---------- Records provided

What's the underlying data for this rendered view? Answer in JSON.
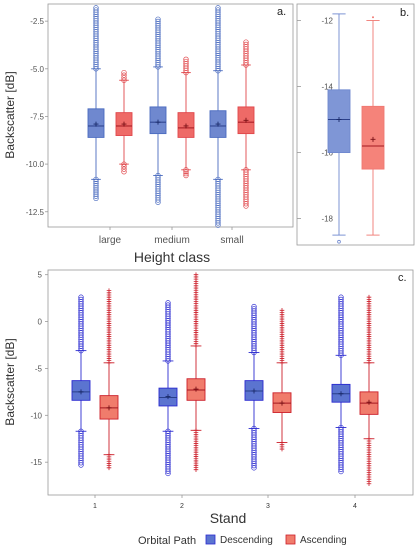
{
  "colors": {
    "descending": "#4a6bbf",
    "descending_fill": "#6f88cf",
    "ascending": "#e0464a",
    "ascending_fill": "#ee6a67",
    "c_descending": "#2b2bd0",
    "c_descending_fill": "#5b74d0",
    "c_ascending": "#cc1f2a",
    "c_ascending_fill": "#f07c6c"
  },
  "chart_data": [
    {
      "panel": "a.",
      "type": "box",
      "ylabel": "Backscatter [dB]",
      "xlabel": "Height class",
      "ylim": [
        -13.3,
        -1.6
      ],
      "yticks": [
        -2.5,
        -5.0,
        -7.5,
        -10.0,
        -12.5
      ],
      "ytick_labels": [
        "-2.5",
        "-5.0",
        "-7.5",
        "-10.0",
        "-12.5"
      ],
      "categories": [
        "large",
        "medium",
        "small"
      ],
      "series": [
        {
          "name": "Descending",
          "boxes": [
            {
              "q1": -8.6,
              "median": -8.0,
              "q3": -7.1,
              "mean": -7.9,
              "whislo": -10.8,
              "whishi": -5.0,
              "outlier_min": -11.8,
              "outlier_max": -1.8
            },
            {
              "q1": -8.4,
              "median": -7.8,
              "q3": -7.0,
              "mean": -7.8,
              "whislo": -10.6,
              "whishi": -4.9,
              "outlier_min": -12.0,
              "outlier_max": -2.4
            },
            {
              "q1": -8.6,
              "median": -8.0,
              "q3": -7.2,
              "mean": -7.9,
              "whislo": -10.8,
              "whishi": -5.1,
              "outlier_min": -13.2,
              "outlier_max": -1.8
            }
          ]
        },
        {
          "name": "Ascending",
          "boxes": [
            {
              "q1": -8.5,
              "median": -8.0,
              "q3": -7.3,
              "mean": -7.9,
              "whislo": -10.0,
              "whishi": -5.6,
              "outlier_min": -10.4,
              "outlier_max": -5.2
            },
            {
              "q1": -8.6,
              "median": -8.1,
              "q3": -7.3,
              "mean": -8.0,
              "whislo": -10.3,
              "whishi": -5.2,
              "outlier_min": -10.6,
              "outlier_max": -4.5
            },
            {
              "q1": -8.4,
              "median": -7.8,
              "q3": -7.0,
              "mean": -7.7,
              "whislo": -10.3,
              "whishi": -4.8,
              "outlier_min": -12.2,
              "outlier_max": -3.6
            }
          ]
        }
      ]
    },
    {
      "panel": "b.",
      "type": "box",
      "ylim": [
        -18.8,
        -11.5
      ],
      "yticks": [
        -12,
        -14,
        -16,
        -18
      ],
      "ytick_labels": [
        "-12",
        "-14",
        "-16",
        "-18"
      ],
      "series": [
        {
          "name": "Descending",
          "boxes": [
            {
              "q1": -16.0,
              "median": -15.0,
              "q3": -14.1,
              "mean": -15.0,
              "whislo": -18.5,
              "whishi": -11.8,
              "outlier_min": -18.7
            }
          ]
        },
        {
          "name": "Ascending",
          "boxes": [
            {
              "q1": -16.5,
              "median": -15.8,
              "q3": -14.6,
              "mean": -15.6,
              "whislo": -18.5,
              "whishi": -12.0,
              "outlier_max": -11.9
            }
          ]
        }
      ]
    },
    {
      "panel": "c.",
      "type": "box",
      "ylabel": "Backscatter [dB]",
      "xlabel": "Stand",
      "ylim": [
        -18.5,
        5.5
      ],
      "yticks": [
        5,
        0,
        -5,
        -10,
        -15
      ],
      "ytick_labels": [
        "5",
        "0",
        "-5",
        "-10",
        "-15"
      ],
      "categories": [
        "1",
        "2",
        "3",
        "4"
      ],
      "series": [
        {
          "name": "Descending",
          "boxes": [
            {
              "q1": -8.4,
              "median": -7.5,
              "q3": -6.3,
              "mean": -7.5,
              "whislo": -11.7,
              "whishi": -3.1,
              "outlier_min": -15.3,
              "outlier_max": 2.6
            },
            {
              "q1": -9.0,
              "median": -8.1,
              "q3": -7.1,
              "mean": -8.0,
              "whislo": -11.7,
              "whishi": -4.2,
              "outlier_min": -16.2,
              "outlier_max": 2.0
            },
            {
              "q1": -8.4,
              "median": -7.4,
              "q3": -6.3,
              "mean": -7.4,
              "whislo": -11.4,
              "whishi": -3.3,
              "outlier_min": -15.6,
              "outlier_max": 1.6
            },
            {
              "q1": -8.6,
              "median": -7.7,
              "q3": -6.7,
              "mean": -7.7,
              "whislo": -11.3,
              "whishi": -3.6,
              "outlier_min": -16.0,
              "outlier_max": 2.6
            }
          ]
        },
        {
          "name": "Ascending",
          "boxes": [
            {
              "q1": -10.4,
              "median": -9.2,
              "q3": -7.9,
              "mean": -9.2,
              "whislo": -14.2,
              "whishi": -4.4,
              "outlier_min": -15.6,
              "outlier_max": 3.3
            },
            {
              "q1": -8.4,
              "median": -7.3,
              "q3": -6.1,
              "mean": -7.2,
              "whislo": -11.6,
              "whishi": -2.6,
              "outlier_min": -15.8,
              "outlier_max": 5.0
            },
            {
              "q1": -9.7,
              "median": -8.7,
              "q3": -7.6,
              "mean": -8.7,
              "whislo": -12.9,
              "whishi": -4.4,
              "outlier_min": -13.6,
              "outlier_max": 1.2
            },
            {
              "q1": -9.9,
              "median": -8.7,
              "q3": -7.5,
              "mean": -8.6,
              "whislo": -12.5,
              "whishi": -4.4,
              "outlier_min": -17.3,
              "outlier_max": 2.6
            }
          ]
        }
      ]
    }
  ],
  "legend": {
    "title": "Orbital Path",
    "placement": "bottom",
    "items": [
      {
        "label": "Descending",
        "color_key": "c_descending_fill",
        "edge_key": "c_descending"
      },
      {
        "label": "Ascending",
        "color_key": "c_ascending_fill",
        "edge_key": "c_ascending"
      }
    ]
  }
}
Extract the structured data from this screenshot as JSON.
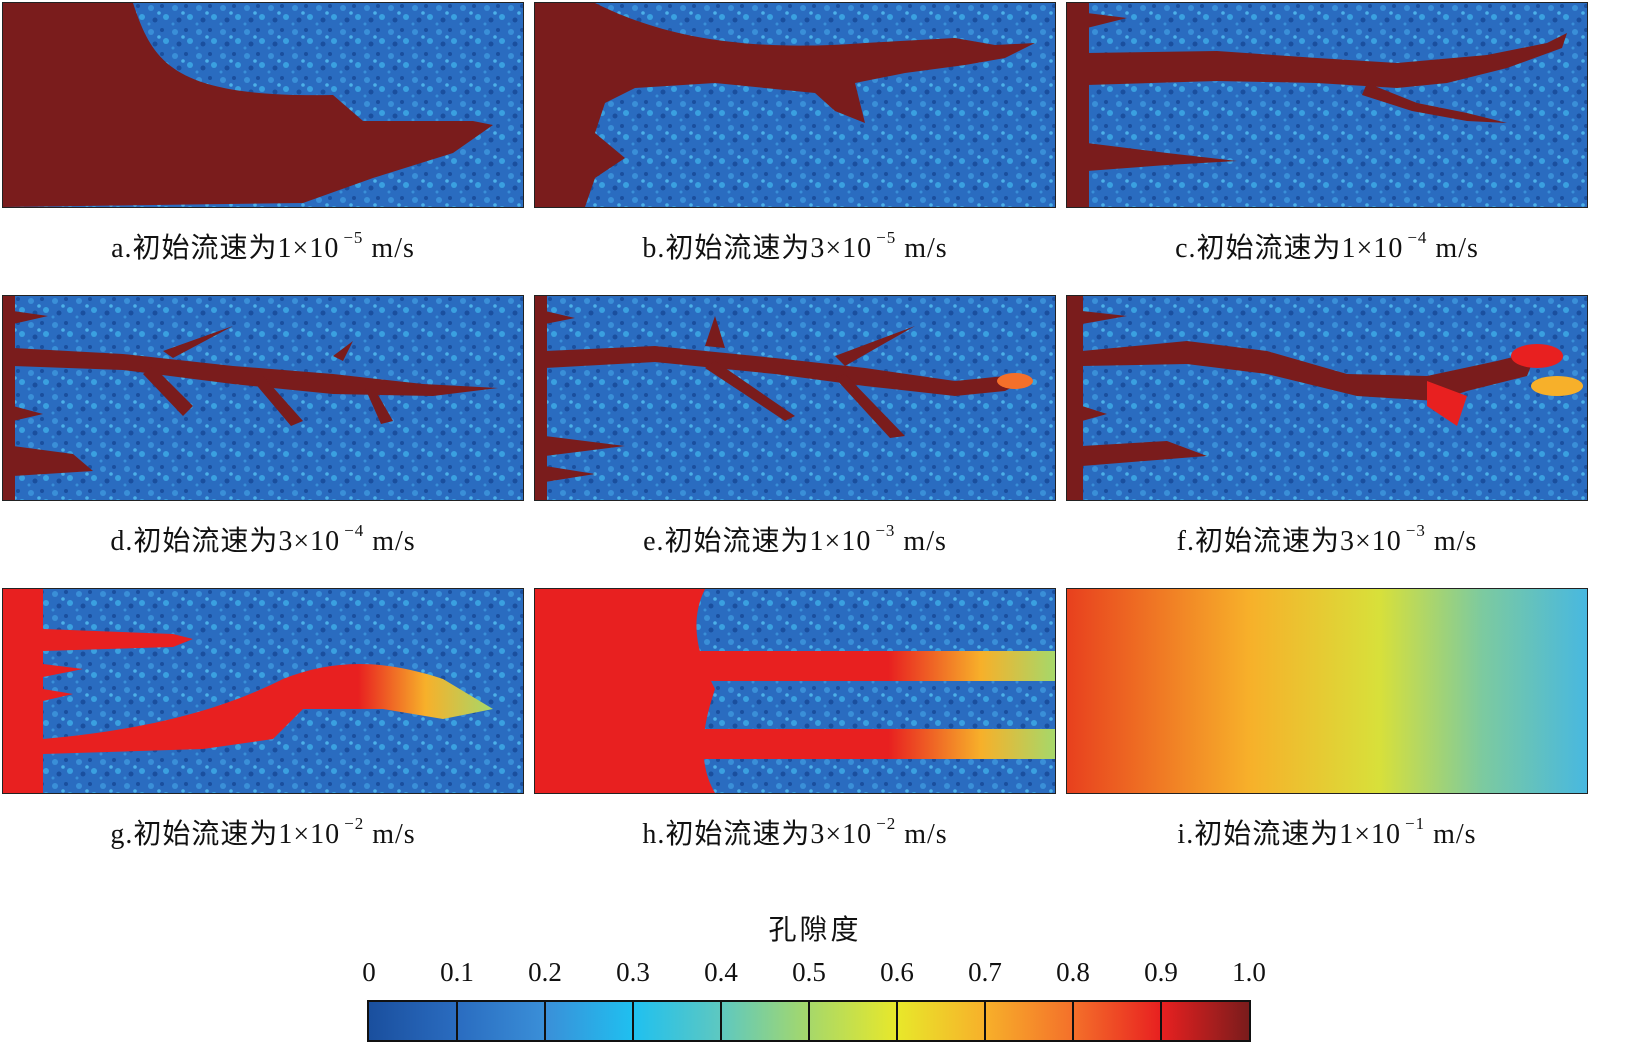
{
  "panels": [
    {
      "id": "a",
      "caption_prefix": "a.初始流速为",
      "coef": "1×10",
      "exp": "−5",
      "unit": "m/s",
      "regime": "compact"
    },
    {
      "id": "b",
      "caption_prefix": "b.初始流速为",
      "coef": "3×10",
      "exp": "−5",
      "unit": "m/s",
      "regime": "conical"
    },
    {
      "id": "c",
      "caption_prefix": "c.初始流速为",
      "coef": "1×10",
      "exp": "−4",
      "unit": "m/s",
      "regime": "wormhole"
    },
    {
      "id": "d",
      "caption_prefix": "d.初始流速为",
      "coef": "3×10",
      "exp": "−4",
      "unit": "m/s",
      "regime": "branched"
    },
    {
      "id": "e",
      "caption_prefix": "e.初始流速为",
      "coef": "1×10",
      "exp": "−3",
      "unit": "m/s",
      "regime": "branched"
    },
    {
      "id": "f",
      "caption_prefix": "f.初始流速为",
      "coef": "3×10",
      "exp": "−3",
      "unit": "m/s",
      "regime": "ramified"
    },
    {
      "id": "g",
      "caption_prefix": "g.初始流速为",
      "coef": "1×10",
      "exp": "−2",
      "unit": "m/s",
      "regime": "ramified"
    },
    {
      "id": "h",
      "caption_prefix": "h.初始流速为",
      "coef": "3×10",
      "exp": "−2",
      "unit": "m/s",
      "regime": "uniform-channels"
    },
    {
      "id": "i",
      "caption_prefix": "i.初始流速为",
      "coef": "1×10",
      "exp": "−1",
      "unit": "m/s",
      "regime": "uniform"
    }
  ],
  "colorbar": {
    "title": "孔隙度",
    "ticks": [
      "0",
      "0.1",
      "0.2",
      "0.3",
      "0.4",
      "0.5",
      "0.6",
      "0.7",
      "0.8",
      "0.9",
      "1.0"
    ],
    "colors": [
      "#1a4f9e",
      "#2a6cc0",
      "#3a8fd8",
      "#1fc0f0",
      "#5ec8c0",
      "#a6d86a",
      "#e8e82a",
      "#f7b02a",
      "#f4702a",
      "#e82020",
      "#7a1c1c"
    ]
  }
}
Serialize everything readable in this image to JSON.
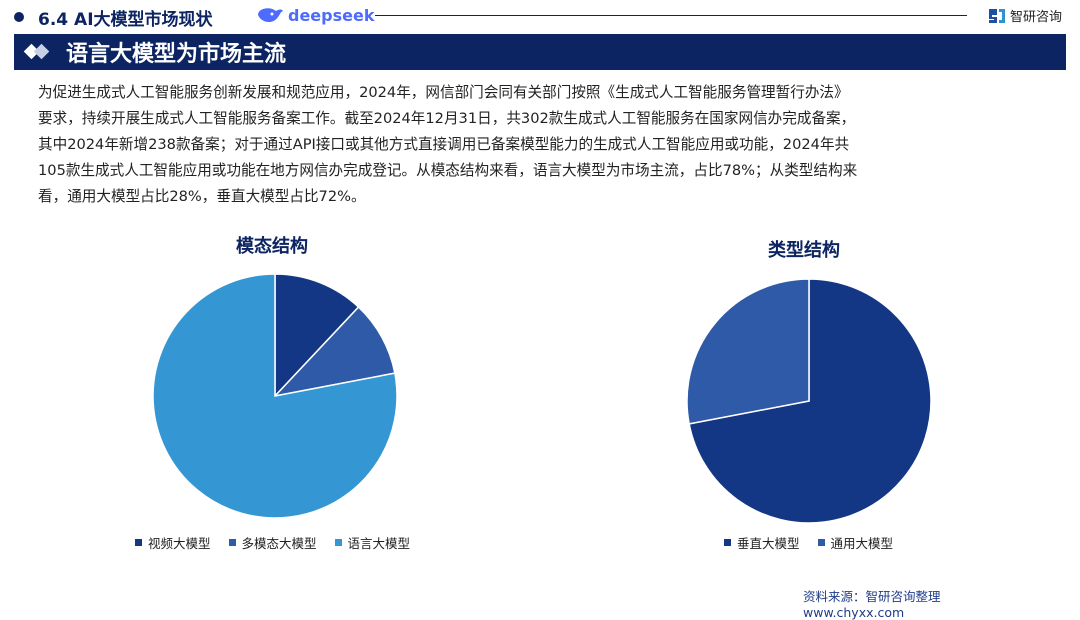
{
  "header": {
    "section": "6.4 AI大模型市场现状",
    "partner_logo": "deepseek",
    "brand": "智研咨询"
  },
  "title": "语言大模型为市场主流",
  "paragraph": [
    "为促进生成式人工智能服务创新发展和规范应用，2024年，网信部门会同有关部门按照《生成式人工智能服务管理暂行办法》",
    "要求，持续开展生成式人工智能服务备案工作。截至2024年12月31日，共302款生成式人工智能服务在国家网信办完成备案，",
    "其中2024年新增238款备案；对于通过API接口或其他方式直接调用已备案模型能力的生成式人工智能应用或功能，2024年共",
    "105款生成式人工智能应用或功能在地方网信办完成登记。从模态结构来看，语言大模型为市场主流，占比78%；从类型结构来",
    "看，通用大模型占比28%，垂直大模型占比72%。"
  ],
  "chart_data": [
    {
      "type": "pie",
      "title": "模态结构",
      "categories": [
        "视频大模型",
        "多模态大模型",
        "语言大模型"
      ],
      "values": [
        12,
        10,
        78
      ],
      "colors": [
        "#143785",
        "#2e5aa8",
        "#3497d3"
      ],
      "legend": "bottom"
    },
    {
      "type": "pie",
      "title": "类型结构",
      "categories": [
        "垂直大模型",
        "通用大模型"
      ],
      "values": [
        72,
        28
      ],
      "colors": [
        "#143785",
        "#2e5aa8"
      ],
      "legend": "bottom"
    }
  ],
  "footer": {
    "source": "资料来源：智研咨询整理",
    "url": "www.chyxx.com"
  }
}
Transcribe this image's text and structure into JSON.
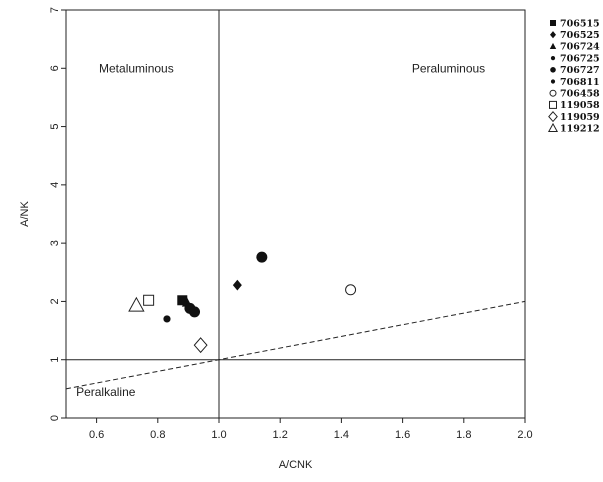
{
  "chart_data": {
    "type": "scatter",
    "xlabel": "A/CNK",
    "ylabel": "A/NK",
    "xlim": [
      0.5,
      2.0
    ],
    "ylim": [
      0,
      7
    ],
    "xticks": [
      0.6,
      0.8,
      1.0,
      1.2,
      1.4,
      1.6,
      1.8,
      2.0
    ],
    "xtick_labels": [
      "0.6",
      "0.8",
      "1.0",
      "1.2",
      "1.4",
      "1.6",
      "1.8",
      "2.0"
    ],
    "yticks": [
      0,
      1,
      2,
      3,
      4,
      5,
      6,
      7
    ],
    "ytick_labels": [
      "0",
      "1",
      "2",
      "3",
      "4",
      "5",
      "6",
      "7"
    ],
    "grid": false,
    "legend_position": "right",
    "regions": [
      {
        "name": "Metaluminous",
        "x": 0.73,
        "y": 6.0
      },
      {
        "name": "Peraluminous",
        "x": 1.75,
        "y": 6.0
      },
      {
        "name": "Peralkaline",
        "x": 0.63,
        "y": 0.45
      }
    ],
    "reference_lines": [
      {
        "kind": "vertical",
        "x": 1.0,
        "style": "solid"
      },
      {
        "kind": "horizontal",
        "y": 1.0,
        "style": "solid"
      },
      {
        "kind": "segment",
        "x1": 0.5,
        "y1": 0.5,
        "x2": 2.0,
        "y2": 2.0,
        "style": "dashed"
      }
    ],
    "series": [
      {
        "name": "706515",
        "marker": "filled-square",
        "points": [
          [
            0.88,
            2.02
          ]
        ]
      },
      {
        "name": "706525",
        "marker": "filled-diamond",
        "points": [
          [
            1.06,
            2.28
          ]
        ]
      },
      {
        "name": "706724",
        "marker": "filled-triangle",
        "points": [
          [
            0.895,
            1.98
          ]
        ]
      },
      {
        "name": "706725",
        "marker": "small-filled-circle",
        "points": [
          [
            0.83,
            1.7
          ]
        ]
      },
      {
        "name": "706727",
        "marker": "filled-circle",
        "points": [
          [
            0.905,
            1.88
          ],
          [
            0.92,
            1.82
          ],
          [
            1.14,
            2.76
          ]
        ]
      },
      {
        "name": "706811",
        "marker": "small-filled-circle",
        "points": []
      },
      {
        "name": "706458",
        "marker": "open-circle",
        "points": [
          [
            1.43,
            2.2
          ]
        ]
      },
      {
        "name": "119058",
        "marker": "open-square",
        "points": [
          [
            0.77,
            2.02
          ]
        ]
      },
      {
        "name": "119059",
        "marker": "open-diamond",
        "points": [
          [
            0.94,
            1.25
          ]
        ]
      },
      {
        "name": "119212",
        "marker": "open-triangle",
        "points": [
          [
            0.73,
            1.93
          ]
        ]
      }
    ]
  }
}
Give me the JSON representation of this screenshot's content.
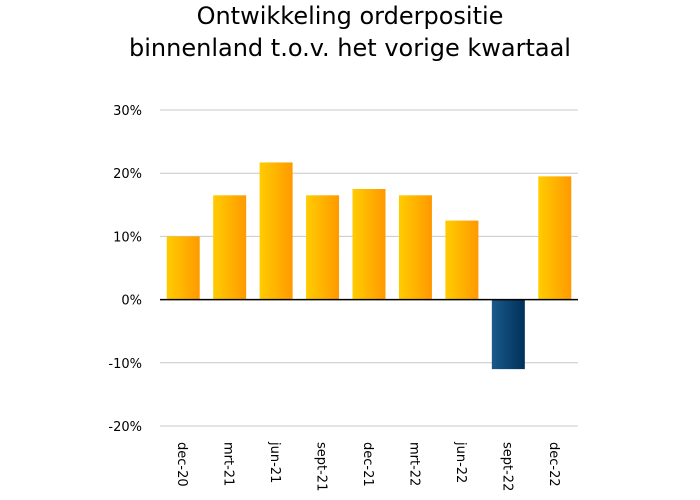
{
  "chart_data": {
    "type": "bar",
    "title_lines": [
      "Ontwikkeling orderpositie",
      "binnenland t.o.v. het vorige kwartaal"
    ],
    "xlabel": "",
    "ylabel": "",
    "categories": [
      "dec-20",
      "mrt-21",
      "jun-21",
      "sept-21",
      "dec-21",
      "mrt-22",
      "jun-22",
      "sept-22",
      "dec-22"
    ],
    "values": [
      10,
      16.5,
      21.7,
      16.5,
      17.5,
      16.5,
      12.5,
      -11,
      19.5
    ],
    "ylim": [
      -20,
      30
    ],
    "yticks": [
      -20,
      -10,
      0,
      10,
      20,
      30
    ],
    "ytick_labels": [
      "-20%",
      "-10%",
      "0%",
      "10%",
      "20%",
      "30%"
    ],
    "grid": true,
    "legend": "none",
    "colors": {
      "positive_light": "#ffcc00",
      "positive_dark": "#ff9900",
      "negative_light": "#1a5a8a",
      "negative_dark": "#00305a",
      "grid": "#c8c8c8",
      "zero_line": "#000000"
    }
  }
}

--------------------

_Problem to solve:_ Isolate each line of the listing above that includes "ylabel". Copy it.

_Written solution:_
      "ylabel": "Backscatter [dB]",
      "ylabel": "Backscatter [dB]",
    "ylabel": "A/NK",
    "ylabel": "",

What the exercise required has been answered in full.